Retype the data from its first line through the line containing "preamble-leadcap: Le [384, 182, 398, 196]", both ends included, without changing a single character.

── Data section

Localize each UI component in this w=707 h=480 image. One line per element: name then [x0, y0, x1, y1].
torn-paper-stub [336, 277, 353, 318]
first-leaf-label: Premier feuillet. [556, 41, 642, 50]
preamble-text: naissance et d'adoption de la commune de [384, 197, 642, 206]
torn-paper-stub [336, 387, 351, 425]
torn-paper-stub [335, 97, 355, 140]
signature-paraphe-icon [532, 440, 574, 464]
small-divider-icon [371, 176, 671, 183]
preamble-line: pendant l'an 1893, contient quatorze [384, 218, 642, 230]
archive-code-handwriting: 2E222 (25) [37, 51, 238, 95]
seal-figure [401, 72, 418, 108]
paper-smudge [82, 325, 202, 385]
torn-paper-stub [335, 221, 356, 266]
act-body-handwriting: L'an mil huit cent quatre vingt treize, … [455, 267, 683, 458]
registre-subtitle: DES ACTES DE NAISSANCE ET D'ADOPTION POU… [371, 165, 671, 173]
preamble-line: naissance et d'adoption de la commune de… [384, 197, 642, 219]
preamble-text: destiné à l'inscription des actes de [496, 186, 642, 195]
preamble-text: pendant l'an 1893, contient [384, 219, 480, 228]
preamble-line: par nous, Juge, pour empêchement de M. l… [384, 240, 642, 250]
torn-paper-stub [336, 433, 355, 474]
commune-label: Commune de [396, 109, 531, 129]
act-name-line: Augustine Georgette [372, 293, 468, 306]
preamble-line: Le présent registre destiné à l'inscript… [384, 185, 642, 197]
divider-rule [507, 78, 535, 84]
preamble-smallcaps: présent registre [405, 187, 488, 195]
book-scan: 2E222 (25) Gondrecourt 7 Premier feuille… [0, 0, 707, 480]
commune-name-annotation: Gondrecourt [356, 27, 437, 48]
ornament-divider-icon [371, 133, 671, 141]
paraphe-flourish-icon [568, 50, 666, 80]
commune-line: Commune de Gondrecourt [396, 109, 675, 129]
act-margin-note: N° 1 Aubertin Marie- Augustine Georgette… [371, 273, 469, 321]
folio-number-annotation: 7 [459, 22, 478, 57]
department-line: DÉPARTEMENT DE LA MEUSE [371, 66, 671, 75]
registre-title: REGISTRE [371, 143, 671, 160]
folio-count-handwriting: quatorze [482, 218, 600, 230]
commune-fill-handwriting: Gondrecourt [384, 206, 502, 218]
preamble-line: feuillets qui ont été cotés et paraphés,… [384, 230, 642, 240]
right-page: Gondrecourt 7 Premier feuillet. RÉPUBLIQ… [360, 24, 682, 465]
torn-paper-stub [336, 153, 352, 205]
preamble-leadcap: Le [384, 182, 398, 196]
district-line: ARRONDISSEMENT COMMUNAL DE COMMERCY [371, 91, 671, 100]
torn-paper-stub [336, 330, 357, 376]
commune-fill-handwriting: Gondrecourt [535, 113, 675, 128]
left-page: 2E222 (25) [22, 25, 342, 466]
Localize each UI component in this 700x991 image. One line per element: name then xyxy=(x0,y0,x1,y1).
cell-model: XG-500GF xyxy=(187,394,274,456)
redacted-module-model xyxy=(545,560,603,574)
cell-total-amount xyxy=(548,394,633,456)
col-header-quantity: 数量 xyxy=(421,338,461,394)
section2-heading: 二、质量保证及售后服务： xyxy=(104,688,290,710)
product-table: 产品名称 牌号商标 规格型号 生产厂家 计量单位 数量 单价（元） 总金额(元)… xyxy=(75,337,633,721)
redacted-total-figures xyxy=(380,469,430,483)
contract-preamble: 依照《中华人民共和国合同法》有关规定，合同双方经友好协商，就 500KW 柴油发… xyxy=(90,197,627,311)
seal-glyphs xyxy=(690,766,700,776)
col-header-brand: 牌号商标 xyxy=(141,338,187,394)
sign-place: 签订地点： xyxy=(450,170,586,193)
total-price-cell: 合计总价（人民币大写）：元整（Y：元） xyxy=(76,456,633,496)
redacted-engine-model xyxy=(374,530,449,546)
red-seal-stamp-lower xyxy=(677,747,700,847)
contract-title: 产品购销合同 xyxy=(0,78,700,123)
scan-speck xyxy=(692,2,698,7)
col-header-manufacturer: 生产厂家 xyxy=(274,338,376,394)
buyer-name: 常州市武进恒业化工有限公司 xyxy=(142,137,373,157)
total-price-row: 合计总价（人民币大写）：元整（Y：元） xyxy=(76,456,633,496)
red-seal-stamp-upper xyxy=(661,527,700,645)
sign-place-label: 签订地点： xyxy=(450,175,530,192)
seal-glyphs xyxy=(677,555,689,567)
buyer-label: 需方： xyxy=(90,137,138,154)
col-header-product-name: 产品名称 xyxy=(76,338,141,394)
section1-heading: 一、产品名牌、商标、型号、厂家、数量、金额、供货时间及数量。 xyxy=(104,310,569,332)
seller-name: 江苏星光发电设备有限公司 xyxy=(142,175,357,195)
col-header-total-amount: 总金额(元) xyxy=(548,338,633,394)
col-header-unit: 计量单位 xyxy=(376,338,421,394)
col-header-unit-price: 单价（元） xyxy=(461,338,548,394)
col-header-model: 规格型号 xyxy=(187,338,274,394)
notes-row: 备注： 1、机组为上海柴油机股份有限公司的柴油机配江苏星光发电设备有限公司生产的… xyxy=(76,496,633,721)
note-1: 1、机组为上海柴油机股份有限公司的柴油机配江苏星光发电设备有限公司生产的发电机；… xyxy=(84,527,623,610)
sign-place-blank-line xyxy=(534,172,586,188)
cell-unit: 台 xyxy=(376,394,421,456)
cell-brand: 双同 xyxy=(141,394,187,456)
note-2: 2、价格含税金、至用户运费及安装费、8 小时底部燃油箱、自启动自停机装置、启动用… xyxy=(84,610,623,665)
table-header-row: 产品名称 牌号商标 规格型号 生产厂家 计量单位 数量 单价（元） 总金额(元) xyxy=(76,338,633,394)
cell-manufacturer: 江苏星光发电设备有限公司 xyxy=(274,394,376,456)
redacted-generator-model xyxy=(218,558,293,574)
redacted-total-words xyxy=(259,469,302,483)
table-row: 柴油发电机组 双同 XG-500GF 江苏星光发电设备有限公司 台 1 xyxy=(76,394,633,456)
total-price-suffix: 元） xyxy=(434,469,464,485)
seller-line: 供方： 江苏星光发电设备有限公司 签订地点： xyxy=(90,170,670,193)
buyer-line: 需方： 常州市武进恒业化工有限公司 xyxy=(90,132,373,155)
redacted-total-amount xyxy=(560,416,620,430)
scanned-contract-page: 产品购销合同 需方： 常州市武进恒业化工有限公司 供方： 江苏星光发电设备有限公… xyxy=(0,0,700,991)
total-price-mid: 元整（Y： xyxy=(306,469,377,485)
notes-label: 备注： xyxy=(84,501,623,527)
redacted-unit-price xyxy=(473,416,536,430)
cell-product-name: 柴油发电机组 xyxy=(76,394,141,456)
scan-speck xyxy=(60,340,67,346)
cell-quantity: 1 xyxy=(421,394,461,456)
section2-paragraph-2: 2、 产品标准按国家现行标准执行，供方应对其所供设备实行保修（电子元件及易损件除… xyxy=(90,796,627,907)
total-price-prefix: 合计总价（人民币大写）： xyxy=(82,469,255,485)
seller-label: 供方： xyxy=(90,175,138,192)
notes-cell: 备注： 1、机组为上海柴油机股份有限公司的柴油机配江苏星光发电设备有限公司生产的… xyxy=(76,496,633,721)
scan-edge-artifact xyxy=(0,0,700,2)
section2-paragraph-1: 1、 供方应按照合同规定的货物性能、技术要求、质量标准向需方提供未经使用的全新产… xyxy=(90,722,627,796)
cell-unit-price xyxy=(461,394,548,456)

────

The completed task »
Localize each UI component in this w=707 h=480 image. One line per element: name then [x0, y0, x1, y1].
torn-paper-stub [336, 277, 353, 318]
first-leaf-label: Premier feuillet. [556, 41, 642, 50]
preamble-text: naissance et d'adoption de la commune de [384, 197, 642, 206]
torn-paper-stub [336, 387, 351, 425]
torn-paper-stub [335, 97, 355, 140]
signature-paraphe-icon [532, 440, 574, 464]
small-divider-icon [371, 176, 671, 183]
preamble-line: pendant l'an 1893, contient quatorze [384, 218, 642, 230]
archive-code-handwriting: 2E222 (25) [37, 51, 238, 95]
seal-figure [401, 72, 418, 108]
paper-smudge [82, 325, 202, 385]
torn-paper-stub [335, 221, 356, 266]
act-body-handwriting: L'an mil huit cent quatre vingt treize, … [455, 267, 683, 458]
registre-subtitle: DES ACTES DE NAISSANCE ET D'ADOPTION POU… [371, 165, 671, 173]
preamble-line: naissance et d'adoption de la commune de… [384, 197, 642, 219]
preamble-text: destiné à l'inscription des actes de [496, 186, 642, 195]
preamble-text: pendant l'an 1893, contient [384, 219, 480, 228]
preamble-line: par nous, Juge, pour empêchement de M. l… [384, 240, 642, 250]
torn-paper-stub [336, 433, 355, 474]
commune-label: Commune de [396, 109, 531, 129]
act-name-line: Augustine Georgette [372, 293, 468, 306]
preamble-line: Le présent registre destiné à l'inscript… [384, 185, 642, 197]
divider-rule [507, 78, 535, 84]
preamble-smallcaps: présent registre [405, 187, 488, 195]
book-scan: 2E222 (25) Gondrecourt 7 Premier feuille… [0, 0, 707, 480]
commune-name-annotation: Gondrecourt [356, 27, 437, 48]
ornament-divider-icon [371, 133, 671, 141]
paraphe-flourish-icon [568, 50, 666, 80]
commune-line: Commune de Gondrecourt [396, 109, 675, 129]
act-margin-note: N° 1 Aubertin Marie- Augustine Georgette… [371, 273, 469, 321]
folio-number-annotation: 7 [459, 22, 478, 57]
department-line: DÉPARTEMENT DE LA MEUSE [371, 66, 671, 75]
registre-title: REGISTRE [371, 143, 671, 160]
folio-count-handwriting: quatorze [482, 218, 600, 230]
commune-fill-handwriting: Gondrecourt [384, 206, 502, 218]
preamble-line: feuillets qui ont été cotés et paraphés,… [384, 230, 642, 240]
right-page: Gondrecourt 7 Premier feuillet. RÉPUBLIQ… [360, 24, 682, 465]
torn-paper-stub [336, 153, 352, 205]
preamble-leadcap: Le [384, 182, 398, 196]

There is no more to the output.